Dataset entries on figures:
:::
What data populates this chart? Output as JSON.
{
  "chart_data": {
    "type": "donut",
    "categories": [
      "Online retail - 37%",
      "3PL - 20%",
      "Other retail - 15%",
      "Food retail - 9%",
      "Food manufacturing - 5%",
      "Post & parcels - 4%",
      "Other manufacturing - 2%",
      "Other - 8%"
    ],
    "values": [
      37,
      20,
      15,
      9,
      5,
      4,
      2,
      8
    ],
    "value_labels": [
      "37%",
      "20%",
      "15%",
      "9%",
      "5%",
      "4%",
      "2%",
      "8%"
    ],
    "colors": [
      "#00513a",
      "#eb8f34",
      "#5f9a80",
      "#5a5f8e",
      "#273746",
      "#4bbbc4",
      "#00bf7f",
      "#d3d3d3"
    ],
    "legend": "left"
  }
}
:::
REQUIRED TASK: From the listing above, pick out every line containing "manufacturing".

TASK OUTPUT:
      "Food manufacturing - 5%",
      "Other manufacturing - 2%",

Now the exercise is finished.